Retype each entry below, keeping every character the same.

**Provided data**

::::

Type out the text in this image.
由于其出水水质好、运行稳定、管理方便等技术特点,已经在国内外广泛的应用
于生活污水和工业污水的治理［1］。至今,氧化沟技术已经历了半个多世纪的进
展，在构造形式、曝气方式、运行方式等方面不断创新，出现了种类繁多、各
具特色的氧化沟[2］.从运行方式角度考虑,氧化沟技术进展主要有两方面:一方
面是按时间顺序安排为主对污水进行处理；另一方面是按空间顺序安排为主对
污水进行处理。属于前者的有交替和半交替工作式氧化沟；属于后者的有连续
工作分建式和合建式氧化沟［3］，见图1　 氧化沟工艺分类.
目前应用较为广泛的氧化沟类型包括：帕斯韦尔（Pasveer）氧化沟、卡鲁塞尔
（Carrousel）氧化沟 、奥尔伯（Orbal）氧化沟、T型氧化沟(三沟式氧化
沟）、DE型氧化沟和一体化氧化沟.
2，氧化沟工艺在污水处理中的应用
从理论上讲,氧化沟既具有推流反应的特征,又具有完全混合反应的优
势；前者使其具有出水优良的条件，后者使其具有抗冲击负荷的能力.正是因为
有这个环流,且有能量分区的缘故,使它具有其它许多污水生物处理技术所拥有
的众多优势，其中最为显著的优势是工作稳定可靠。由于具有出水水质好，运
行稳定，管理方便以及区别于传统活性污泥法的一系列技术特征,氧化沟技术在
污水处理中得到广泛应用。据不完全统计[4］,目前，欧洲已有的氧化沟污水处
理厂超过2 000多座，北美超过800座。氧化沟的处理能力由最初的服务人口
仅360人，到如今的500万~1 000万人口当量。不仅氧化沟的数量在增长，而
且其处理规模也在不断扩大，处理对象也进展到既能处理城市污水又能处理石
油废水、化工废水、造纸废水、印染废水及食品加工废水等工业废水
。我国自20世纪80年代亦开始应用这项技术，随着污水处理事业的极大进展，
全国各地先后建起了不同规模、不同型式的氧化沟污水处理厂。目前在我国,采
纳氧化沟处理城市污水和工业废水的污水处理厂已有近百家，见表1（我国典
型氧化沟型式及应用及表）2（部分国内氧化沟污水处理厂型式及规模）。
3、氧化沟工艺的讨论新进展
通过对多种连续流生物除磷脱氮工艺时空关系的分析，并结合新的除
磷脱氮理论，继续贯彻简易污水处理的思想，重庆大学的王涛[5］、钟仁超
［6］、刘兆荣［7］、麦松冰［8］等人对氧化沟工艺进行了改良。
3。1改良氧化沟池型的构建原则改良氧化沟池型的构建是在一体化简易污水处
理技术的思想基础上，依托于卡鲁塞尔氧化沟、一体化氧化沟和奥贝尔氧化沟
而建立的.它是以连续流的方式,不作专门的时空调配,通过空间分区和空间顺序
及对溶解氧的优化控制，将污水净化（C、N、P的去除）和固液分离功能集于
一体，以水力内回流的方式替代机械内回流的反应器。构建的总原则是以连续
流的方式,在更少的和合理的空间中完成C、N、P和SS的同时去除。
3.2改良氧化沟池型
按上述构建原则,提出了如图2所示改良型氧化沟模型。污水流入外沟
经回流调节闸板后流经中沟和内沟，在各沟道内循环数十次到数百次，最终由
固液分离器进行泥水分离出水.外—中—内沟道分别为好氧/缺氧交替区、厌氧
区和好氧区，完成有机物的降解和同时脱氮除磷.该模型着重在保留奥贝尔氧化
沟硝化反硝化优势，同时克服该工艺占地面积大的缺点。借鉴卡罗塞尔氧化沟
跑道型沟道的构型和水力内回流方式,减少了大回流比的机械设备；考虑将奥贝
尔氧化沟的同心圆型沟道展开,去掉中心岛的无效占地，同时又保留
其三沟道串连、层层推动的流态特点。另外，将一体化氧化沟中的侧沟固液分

::::

**Written reply**
Type out the text in this image.
由于其出水水质好、运行稳定、管理方便等技术特点,已经在国内外广泛的应用
于生活污水和工业污水的治理［1］。至今,氧化沟技术已经历了半个多世纪的进
展，在构造形式、曝气方式、运行方式等方面不断创新，出现了种类繁多、各
具特色的氧化沟[2］.从运行方式角度考虑,氧化沟技术进展主要有两方面:一方
面是按时间顺序安排为主对污水进行处理；另一方面是按空间顺序安排为主对
污水进行处理。属于前者的有交替和半交替工作式氧化沟；属于后者的有连续
工作分建式和合建式氧化沟［3］，见图1　 氧化沟工艺分类.
目前应用较为广泛的氧化沟类型包括：帕斯韦尔（Pasveer）氧化沟、卡鲁塞尔
（Carrousel）氧化沟 、奥尔伯（Orbal）氧化沟、T型氧化沟(三沟式氧化
沟）、DE型氧化沟和一体化氧化沟.
2，氧化沟工艺在污水处理中的应用
从理论上讲,氧化沟既具有推流反应的特征,又具有完全混合反应的优
势；前者使其具有出水优良的条件，后者使其具有抗冲击负荷的能力.正是因为
有这个环流,且有能量分区的缘故,使它具有其它许多污水生物处理技术所拥有
的众多优势，其中最为显著的优势是工作稳定可靠。由于具有出水水质好，运
行稳定，管理方便以及区别于传统活性污泥法的一系列技术特征,氧化沟技术在
污水处理中得到广泛应用。据不完全统计[4］,目前，欧洲已有的氧化沟污水处
理厂超过2 000多座，北美超过800座。氧化沟的处理能力由最初的服务人口
仅360人，到如今的500万~1 000万人口当量。不仅氧化沟的数量在增长，而
且其处理规模也在不断扩大，处理对象也进展到既能处理城市污水又能处理石
油废水、化工废水、造纸废水、印染废水及食品加工废水等工业废水
。我国自20世纪80年代亦开始应用这项技术，随着污水处理事业的极大进展，
全国各地先后建起了不同规模、不同型式的氧化沟污水处理厂。目前在我国,采
纳氧化沟处理城市污水和工业废水的污水处理厂已有近百家，见表1（我国典
型氧化沟型式及应用及表）2（部分国内氧化沟污水处理厂型式及规模）。
3、氧化沟工艺的讨论新进展
通过对多种连续流生物除磷脱氮工艺时空关系的分析，并结合新的除
磷脱氮理论，继续贯彻简易污水处理的思想，重庆大学的王涛[5］、钟仁超
［6］、刘兆荣［7］、麦松冰［8］等人对氧化沟工艺进行了改良。
3。1改良氧化沟池型的构建原则改良氧化沟池型的构建是在一体化简易污水处
理技术的思想基础上，依托于卡鲁塞尔氧化沟、一体化氧化沟和奥贝尔氧化沟
而建立的.它是以连续流的方式,不作专门的时空调配,通过空间分区和空间顺序
及对溶解氧的优化控制，将污水净化（C、N、P的去除）和固液分离功能集于
一体，以水力内回流的方式替代机械内回流的反应器。构建的总原则是以连续
流的方式,在更少的和合理的空间中完成C、N、P和SS的同时去除。
3.2改良氧化沟池型
按上述构建原则,提出了如图2所示改良型氧化沟模型。污水流入外沟
经回流调节闸板后流经中沟和内沟，在各沟道内循环数十次到数百次，最终由
固液分离器进行泥水分离出水.外—中—内沟道分别为好氧/缺氧交替区、厌氧
区和好氧区，完成有机物的降解和同时脱氮除磷.该模型着重在保留奥贝尔氧化
沟硝化反硝化优势，同时克服该工艺占地面积大的缺点。借鉴卡罗塞尔氧化沟
跑道型沟道的构型和水力内回流方式,减少了大回流比的机械设备；考虑将奥贝
尔氧化沟的同心圆型沟道展开,去掉中心岛的无效占地，同时又保留
其三沟道串连、层层推动的流态特点。另外，将一体化氧化沟中的侧沟固液分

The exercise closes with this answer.